## WHAT TO PRODUCE:
Write the data out again exactly, dropping any images it holds.

=-=-=-=-=

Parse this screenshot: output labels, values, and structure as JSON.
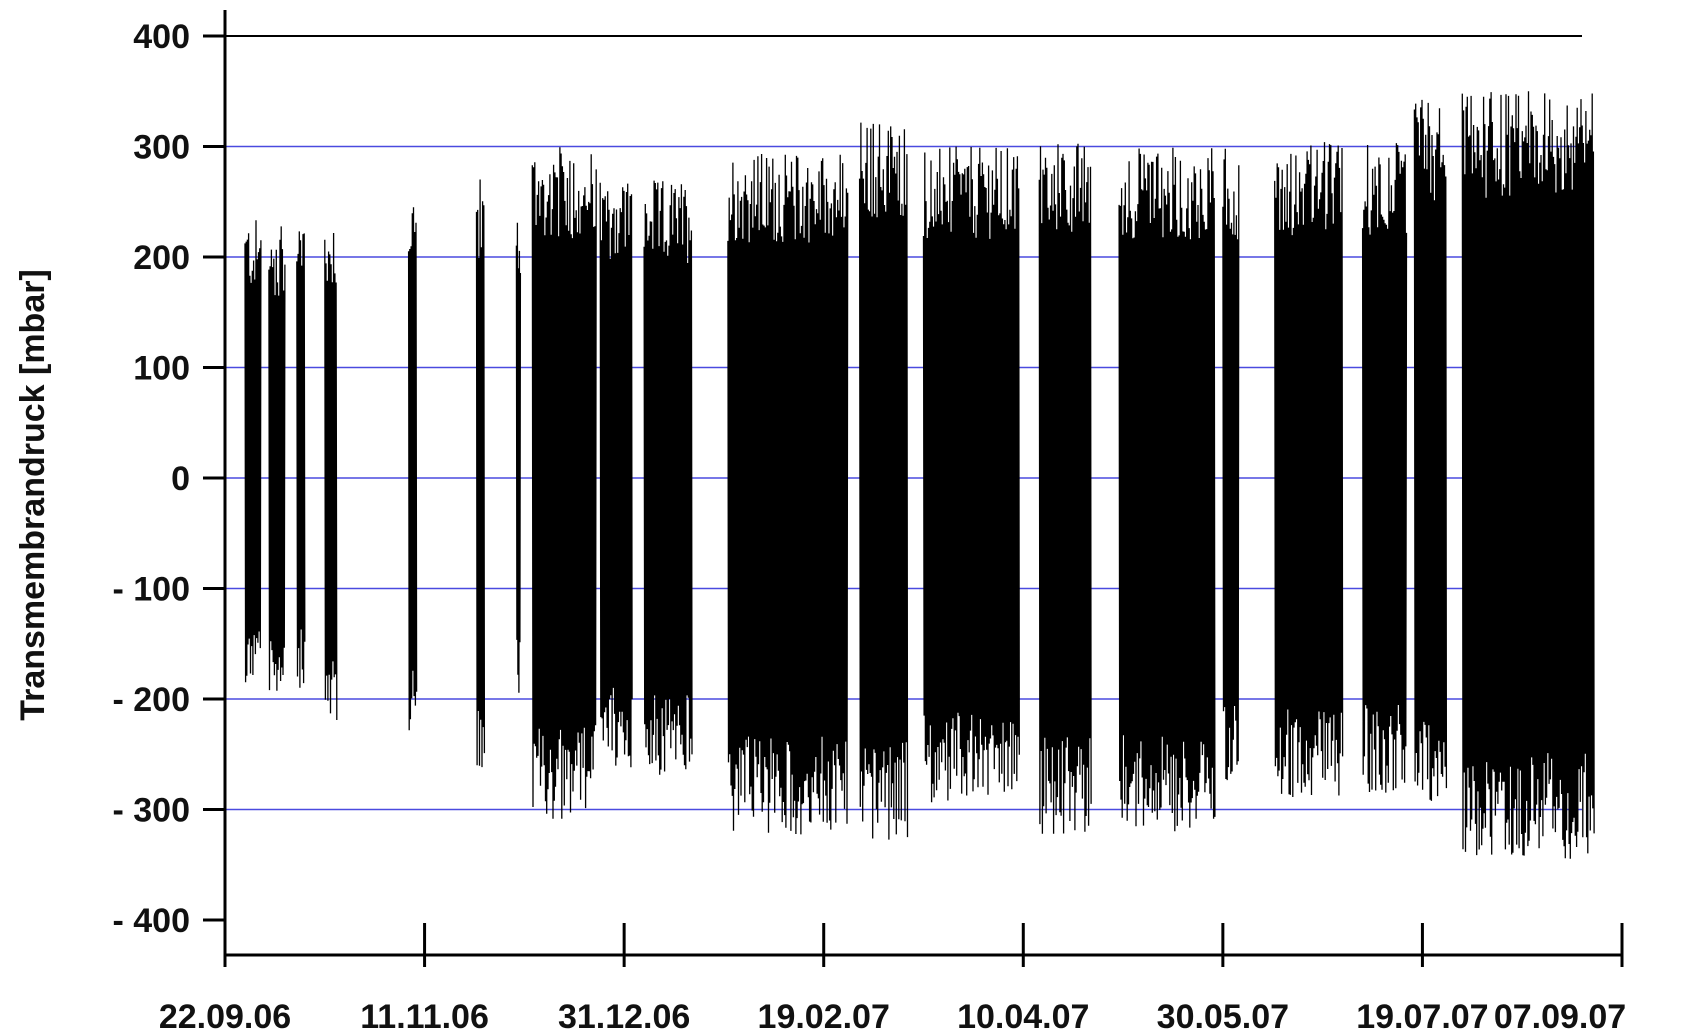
{
  "chart_data": {
    "type": "line",
    "title": "",
    "xlabel": "",
    "ylabel": "Transmembrandruck [mbar]",
    "ylim": [
      -400,
      400
    ],
    "xlim": [
      "22.09.06",
      "07.09.07"
    ],
    "grid": {
      "horizontal": true,
      "vertical": false
    },
    "colors": {
      "line": "#000000",
      "grid": "#4a4adf",
      "top_line": "#000000",
      "axis": "#000000"
    },
    "y_ticks": [
      {
        "value": 400,
        "label": "400"
      },
      {
        "value": 300,
        "label": "300"
      },
      {
        "value": 200,
        "label": "200"
      },
      {
        "value": 100,
        "label": "100"
      },
      {
        "value": 0,
        "label": "0"
      },
      {
        "value": -100,
        "label": "- 100"
      },
      {
        "value": -200,
        "label": "- 200"
      },
      {
        "value": -300,
        "label": "- 300"
      },
      {
        "value": -400,
        "label": "- 400"
      }
    ],
    "x_ticks": [
      {
        "date": "2006-09-22",
        "label": "22.09.06"
      },
      {
        "date": "2006-11-11",
        "label": "11.11.06"
      },
      {
        "date": "2006-12-31",
        "label": "31.12.06"
      },
      {
        "date": "2007-02-19",
        "label": "19.02.07"
      },
      {
        "date": "2007-04-10",
        "label": "10.04.07"
      },
      {
        "date": "2007-05-30",
        "label": "30.05.07"
      },
      {
        "date": "2007-07-19",
        "label": "19.07.07"
      },
      {
        "date": "2007-09-07",
        "label": "07.09.07"
      }
    ],
    "series": [
      {
        "segments": [
          {
            "start": "2006-09-27",
            "end": "2006-10-01",
            "max": 235,
            "min": -185
          },
          {
            "start": "2006-10-03",
            "end": "2006-10-07",
            "max": 228,
            "min": -195
          },
          {
            "start": "2006-10-10",
            "end": "2006-10-12",
            "max": 243,
            "min": -190
          },
          {
            "start": "2006-10-17",
            "end": "2006-10-20",
            "max": 237,
            "min": -220
          },
          {
            "start": "2006-11-07",
            "end": "2006-11-09",
            "max": 262,
            "min": -230
          },
          {
            "start": "2006-11-24",
            "end": "2006-11-26",
            "max": 272,
            "min": -265
          },
          {
            "start": "2006-12-04",
            "end": "2006-12-05",
            "max": 237,
            "min": -197
          },
          {
            "start": "2006-12-08",
            "end": "2006-12-24",
            "max": 300,
            "min": -310
          },
          {
            "start": "2006-12-25",
            "end": "2007-01-02",
            "max": 275,
            "min": -262
          },
          {
            "start": "2007-01-05",
            "end": "2007-01-17",
            "max": 270,
            "min": -272
          },
          {
            "start": "2007-01-26",
            "end": "2007-02-25",
            "max": 295,
            "min": -325
          },
          {
            "start": "2007-02-28",
            "end": "2007-03-12",
            "max": 325,
            "min": -330
          },
          {
            "start": "2007-03-16",
            "end": "2007-04-09",
            "max": 300,
            "min": -295
          },
          {
            "start": "2007-04-14",
            "end": "2007-04-27",
            "max": 305,
            "min": -325
          },
          {
            "start": "2007-05-04",
            "end": "2007-05-28",
            "max": 300,
            "min": -320
          },
          {
            "start": "2007-05-30",
            "end": "2007-06-03",
            "max": 300,
            "min": -285
          },
          {
            "start": "2007-06-12",
            "end": "2007-06-29",
            "max": 305,
            "min": -290
          },
          {
            "start": "2007-07-04",
            "end": "2007-07-15",
            "max": 305,
            "min": -285
          },
          {
            "start": "2007-07-17",
            "end": "2007-07-25",
            "max": 345,
            "min": -300
          },
          {
            "start": "2007-07-29",
            "end": "2007-08-31",
            "max": 350,
            "min": -345
          }
        ]
      }
    ]
  }
}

=-=-=-=-=

## CORRECT RESPONSE:
Parse this screenshot: output labels, values, and structure as JSON.
{
  "chart_data": {
    "type": "line",
    "title": "",
    "xlabel": "",
    "ylabel": "Transmembrandruck [mbar]",
    "ylim": [
      -400,
      400
    ],
    "xlim": [
      "22.09.06",
      "07.09.07"
    ],
    "grid": {
      "horizontal": true,
      "vertical": false
    },
    "colors": {
      "line": "#000000",
      "grid": "#4a4adf",
      "top_line": "#000000",
      "axis": "#000000"
    },
    "y_ticks": [
      {
        "value": 400,
        "label": "400"
      },
      {
        "value": 300,
        "label": "300"
      },
      {
        "value": 200,
        "label": "200"
      },
      {
        "value": 100,
        "label": "100"
      },
      {
        "value": 0,
        "label": "0"
      },
      {
        "value": -100,
        "label": "- 100"
      },
      {
        "value": -200,
        "label": "- 200"
      },
      {
        "value": -300,
        "label": "- 300"
      },
      {
        "value": -400,
        "label": "- 400"
      }
    ],
    "x_ticks": [
      {
        "date": "2006-09-22",
        "label": "22.09.06"
      },
      {
        "date": "2006-11-11",
        "label": "11.11.06"
      },
      {
        "date": "2006-12-31",
        "label": "31.12.06"
      },
      {
        "date": "2007-02-19",
        "label": "19.02.07"
      },
      {
        "date": "2007-04-10",
        "label": "10.04.07"
      },
      {
        "date": "2007-05-30",
        "label": "30.05.07"
      },
      {
        "date": "2007-07-19",
        "label": "19.07.07"
      },
      {
        "date": "2007-09-07",
        "label": "07.09.07"
      }
    ],
    "series": [
      {
        "segments": [
          {
            "start": "2006-09-27",
            "end": "2006-10-01",
            "max": 235,
            "min": -185
          },
          {
            "start": "2006-10-03",
            "end": "2006-10-07",
            "max": 228,
            "min": -195
          },
          {
            "start": "2006-10-10",
            "end": "2006-10-12",
            "max": 243,
            "min": -190
          },
          {
            "start": "2006-10-17",
            "end": "2006-10-20",
            "max": 237,
            "min": -220
          },
          {
            "start": "2006-11-07",
            "end": "2006-11-09",
            "max": 262,
            "min": -230
          },
          {
            "start": "2006-11-24",
            "end": "2006-11-26",
            "max": 272,
            "min": -265
          },
          {
            "start": "2006-12-04",
            "end": "2006-12-05",
            "max": 237,
            "min": -197
          },
          {
            "start": "2006-12-08",
            "end": "2006-12-24",
            "max": 300,
            "min": -310
          },
          {
            "start": "2006-12-25",
            "end": "2007-01-02",
            "max": 275,
            "min": -262
          },
          {
            "start": "2007-01-05",
            "end": "2007-01-17",
            "max": 270,
            "min": -272
          },
          {
            "start": "2007-01-26",
            "end": "2007-02-25",
            "max": 295,
            "min": -325
          },
          {
            "start": "2007-02-28",
            "end": "2007-03-12",
            "max": 325,
            "min": -330
          },
          {
            "start": "2007-03-16",
            "end": "2007-04-09",
            "max": 300,
            "min": -295
          },
          {
            "start": "2007-04-14",
            "end": "2007-04-27",
            "max": 305,
            "min": -325
          },
          {
            "start": "2007-05-04",
            "end": "2007-05-28",
            "max": 300,
            "min": -320
          },
          {
            "start": "2007-05-30",
            "end": "2007-06-03",
            "max": 300,
            "min": -285
          },
          {
            "start": "2007-06-12",
            "end": "2007-06-29",
            "max": 305,
            "min": -290
          },
          {
            "start": "2007-07-04",
            "end": "2007-07-15",
            "max": 305,
            "min": -285
          },
          {
            "start": "2007-07-17",
            "end": "2007-07-25",
            "max": 345,
            "min": -300
          },
          {
            "start": "2007-07-29",
            "end": "2007-08-31",
            "max": 350,
            "min": -345
          }
        ]
      }
    ]
  }
}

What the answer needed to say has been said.